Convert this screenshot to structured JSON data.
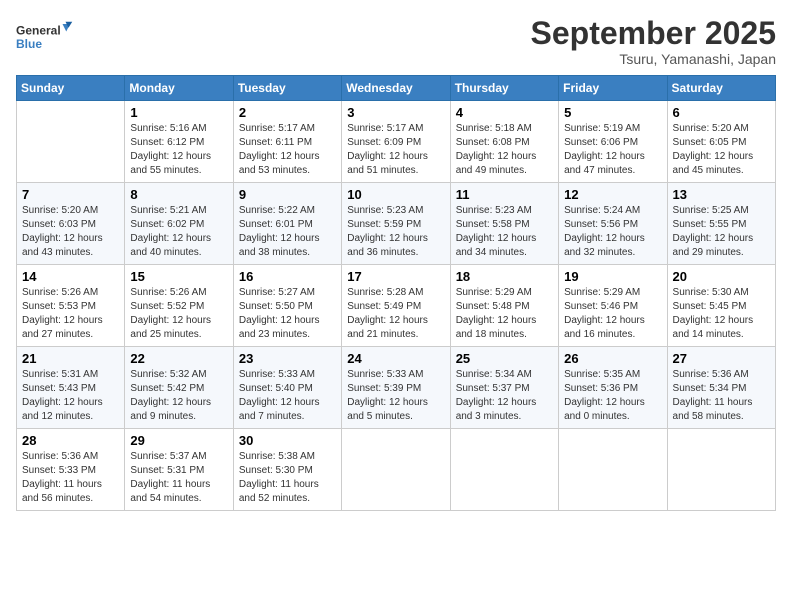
{
  "header": {
    "logo_line1": "General",
    "logo_line2": "Blue",
    "month": "September 2025",
    "location": "Tsuru, Yamanashi, Japan"
  },
  "days_of_week": [
    "Sunday",
    "Monday",
    "Tuesday",
    "Wednesday",
    "Thursday",
    "Friday",
    "Saturday"
  ],
  "weeks": [
    [
      {
        "day": "",
        "info": ""
      },
      {
        "day": "1",
        "info": "Sunrise: 5:16 AM\nSunset: 6:12 PM\nDaylight: 12 hours\nand 55 minutes."
      },
      {
        "day": "2",
        "info": "Sunrise: 5:17 AM\nSunset: 6:11 PM\nDaylight: 12 hours\nand 53 minutes."
      },
      {
        "day": "3",
        "info": "Sunrise: 5:17 AM\nSunset: 6:09 PM\nDaylight: 12 hours\nand 51 minutes."
      },
      {
        "day": "4",
        "info": "Sunrise: 5:18 AM\nSunset: 6:08 PM\nDaylight: 12 hours\nand 49 minutes."
      },
      {
        "day": "5",
        "info": "Sunrise: 5:19 AM\nSunset: 6:06 PM\nDaylight: 12 hours\nand 47 minutes."
      },
      {
        "day": "6",
        "info": "Sunrise: 5:20 AM\nSunset: 6:05 PM\nDaylight: 12 hours\nand 45 minutes."
      }
    ],
    [
      {
        "day": "7",
        "info": "Sunrise: 5:20 AM\nSunset: 6:03 PM\nDaylight: 12 hours\nand 43 minutes."
      },
      {
        "day": "8",
        "info": "Sunrise: 5:21 AM\nSunset: 6:02 PM\nDaylight: 12 hours\nand 40 minutes."
      },
      {
        "day": "9",
        "info": "Sunrise: 5:22 AM\nSunset: 6:01 PM\nDaylight: 12 hours\nand 38 minutes."
      },
      {
        "day": "10",
        "info": "Sunrise: 5:23 AM\nSunset: 5:59 PM\nDaylight: 12 hours\nand 36 minutes."
      },
      {
        "day": "11",
        "info": "Sunrise: 5:23 AM\nSunset: 5:58 PM\nDaylight: 12 hours\nand 34 minutes."
      },
      {
        "day": "12",
        "info": "Sunrise: 5:24 AM\nSunset: 5:56 PM\nDaylight: 12 hours\nand 32 minutes."
      },
      {
        "day": "13",
        "info": "Sunrise: 5:25 AM\nSunset: 5:55 PM\nDaylight: 12 hours\nand 29 minutes."
      }
    ],
    [
      {
        "day": "14",
        "info": "Sunrise: 5:26 AM\nSunset: 5:53 PM\nDaylight: 12 hours\nand 27 minutes."
      },
      {
        "day": "15",
        "info": "Sunrise: 5:26 AM\nSunset: 5:52 PM\nDaylight: 12 hours\nand 25 minutes."
      },
      {
        "day": "16",
        "info": "Sunrise: 5:27 AM\nSunset: 5:50 PM\nDaylight: 12 hours\nand 23 minutes."
      },
      {
        "day": "17",
        "info": "Sunrise: 5:28 AM\nSunset: 5:49 PM\nDaylight: 12 hours\nand 21 minutes."
      },
      {
        "day": "18",
        "info": "Sunrise: 5:29 AM\nSunset: 5:48 PM\nDaylight: 12 hours\nand 18 minutes."
      },
      {
        "day": "19",
        "info": "Sunrise: 5:29 AM\nSunset: 5:46 PM\nDaylight: 12 hours\nand 16 minutes."
      },
      {
        "day": "20",
        "info": "Sunrise: 5:30 AM\nSunset: 5:45 PM\nDaylight: 12 hours\nand 14 minutes."
      }
    ],
    [
      {
        "day": "21",
        "info": "Sunrise: 5:31 AM\nSunset: 5:43 PM\nDaylight: 12 hours\nand 12 minutes."
      },
      {
        "day": "22",
        "info": "Sunrise: 5:32 AM\nSunset: 5:42 PM\nDaylight: 12 hours\nand 9 minutes."
      },
      {
        "day": "23",
        "info": "Sunrise: 5:33 AM\nSunset: 5:40 PM\nDaylight: 12 hours\nand 7 minutes."
      },
      {
        "day": "24",
        "info": "Sunrise: 5:33 AM\nSunset: 5:39 PM\nDaylight: 12 hours\nand 5 minutes."
      },
      {
        "day": "25",
        "info": "Sunrise: 5:34 AM\nSunset: 5:37 PM\nDaylight: 12 hours\nand 3 minutes."
      },
      {
        "day": "26",
        "info": "Sunrise: 5:35 AM\nSunset: 5:36 PM\nDaylight: 12 hours\nand 0 minutes."
      },
      {
        "day": "27",
        "info": "Sunrise: 5:36 AM\nSunset: 5:34 PM\nDaylight: 11 hours\nand 58 minutes."
      }
    ],
    [
      {
        "day": "28",
        "info": "Sunrise: 5:36 AM\nSunset: 5:33 PM\nDaylight: 11 hours\nand 56 minutes."
      },
      {
        "day": "29",
        "info": "Sunrise: 5:37 AM\nSunset: 5:31 PM\nDaylight: 11 hours\nand 54 minutes."
      },
      {
        "day": "30",
        "info": "Sunrise: 5:38 AM\nSunset: 5:30 PM\nDaylight: 11 hours\nand 52 minutes."
      },
      {
        "day": "",
        "info": ""
      },
      {
        "day": "",
        "info": ""
      },
      {
        "day": "",
        "info": ""
      },
      {
        "day": "",
        "info": ""
      }
    ]
  ]
}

### The problem
Omit the pictures, then quote the rest of the material above exactly.

### Response to this exercise
Convert this screenshot to structured JSON data.
{
  "header": {
    "logo_line1": "General",
    "logo_line2": "Blue",
    "month": "September 2025",
    "location": "Tsuru, Yamanashi, Japan"
  },
  "days_of_week": [
    "Sunday",
    "Monday",
    "Tuesday",
    "Wednesday",
    "Thursday",
    "Friday",
    "Saturday"
  ],
  "weeks": [
    [
      {
        "day": "",
        "info": ""
      },
      {
        "day": "1",
        "info": "Sunrise: 5:16 AM\nSunset: 6:12 PM\nDaylight: 12 hours\nand 55 minutes."
      },
      {
        "day": "2",
        "info": "Sunrise: 5:17 AM\nSunset: 6:11 PM\nDaylight: 12 hours\nand 53 minutes."
      },
      {
        "day": "3",
        "info": "Sunrise: 5:17 AM\nSunset: 6:09 PM\nDaylight: 12 hours\nand 51 minutes."
      },
      {
        "day": "4",
        "info": "Sunrise: 5:18 AM\nSunset: 6:08 PM\nDaylight: 12 hours\nand 49 minutes."
      },
      {
        "day": "5",
        "info": "Sunrise: 5:19 AM\nSunset: 6:06 PM\nDaylight: 12 hours\nand 47 minutes."
      },
      {
        "day": "6",
        "info": "Sunrise: 5:20 AM\nSunset: 6:05 PM\nDaylight: 12 hours\nand 45 minutes."
      }
    ],
    [
      {
        "day": "7",
        "info": "Sunrise: 5:20 AM\nSunset: 6:03 PM\nDaylight: 12 hours\nand 43 minutes."
      },
      {
        "day": "8",
        "info": "Sunrise: 5:21 AM\nSunset: 6:02 PM\nDaylight: 12 hours\nand 40 minutes."
      },
      {
        "day": "9",
        "info": "Sunrise: 5:22 AM\nSunset: 6:01 PM\nDaylight: 12 hours\nand 38 minutes."
      },
      {
        "day": "10",
        "info": "Sunrise: 5:23 AM\nSunset: 5:59 PM\nDaylight: 12 hours\nand 36 minutes."
      },
      {
        "day": "11",
        "info": "Sunrise: 5:23 AM\nSunset: 5:58 PM\nDaylight: 12 hours\nand 34 minutes."
      },
      {
        "day": "12",
        "info": "Sunrise: 5:24 AM\nSunset: 5:56 PM\nDaylight: 12 hours\nand 32 minutes."
      },
      {
        "day": "13",
        "info": "Sunrise: 5:25 AM\nSunset: 5:55 PM\nDaylight: 12 hours\nand 29 minutes."
      }
    ],
    [
      {
        "day": "14",
        "info": "Sunrise: 5:26 AM\nSunset: 5:53 PM\nDaylight: 12 hours\nand 27 minutes."
      },
      {
        "day": "15",
        "info": "Sunrise: 5:26 AM\nSunset: 5:52 PM\nDaylight: 12 hours\nand 25 minutes."
      },
      {
        "day": "16",
        "info": "Sunrise: 5:27 AM\nSunset: 5:50 PM\nDaylight: 12 hours\nand 23 minutes."
      },
      {
        "day": "17",
        "info": "Sunrise: 5:28 AM\nSunset: 5:49 PM\nDaylight: 12 hours\nand 21 minutes."
      },
      {
        "day": "18",
        "info": "Sunrise: 5:29 AM\nSunset: 5:48 PM\nDaylight: 12 hours\nand 18 minutes."
      },
      {
        "day": "19",
        "info": "Sunrise: 5:29 AM\nSunset: 5:46 PM\nDaylight: 12 hours\nand 16 minutes."
      },
      {
        "day": "20",
        "info": "Sunrise: 5:30 AM\nSunset: 5:45 PM\nDaylight: 12 hours\nand 14 minutes."
      }
    ],
    [
      {
        "day": "21",
        "info": "Sunrise: 5:31 AM\nSunset: 5:43 PM\nDaylight: 12 hours\nand 12 minutes."
      },
      {
        "day": "22",
        "info": "Sunrise: 5:32 AM\nSunset: 5:42 PM\nDaylight: 12 hours\nand 9 minutes."
      },
      {
        "day": "23",
        "info": "Sunrise: 5:33 AM\nSunset: 5:40 PM\nDaylight: 12 hours\nand 7 minutes."
      },
      {
        "day": "24",
        "info": "Sunrise: 5:33 AM\nSunset: 5:39 PM\nDaylight: 12 hours\nand 5 minutes."
      },
      {
        "day": "25",
        "info": "Sunrise: 5:34 AM\nSunset: 5:37 PM\nDaylight: 12 hours\nand 3 minutes."
      },
      {
        "day": "26",
        "info": "Sunrise: 5:35 AM\nSunset: 5:36 PM\nDaylight: 12 hours\nand 0 minutes."
      },
      {
        "day": "27",
        "info": "Sunrise: 5:36 AM\nSunset: 5:34 PM\nDaylight: 11 hours\nand 58 minutes."
      }
    ],
    [
      {
        "day": "28",
        "info": "Sunrise: 5:36 AM\nSunset: 5:33 PM\nDaylight: 11 hours\nand 56 minutes."
      },
      {
        "day": "29",
        "info": "Sunrise: 5:37 AM\nSunset: 5:31 PM\nDaylight: 11 hours\nand 54 minutes."
      },
      {
        "day": "30",
        "info": "Sunrise: 5:38 AM\nSunset: 5:30 PM\nDaylight: 11 hours\nand 52 minutes."
      },
      {
        "day": "",
        "info": ""
      },
      {
        "day": "",
        "info": ""
      },
      {
        "day": "",
        "info": ""
      },
      {
        "day": "",
        "info": ""
      }
    ]
  ]
}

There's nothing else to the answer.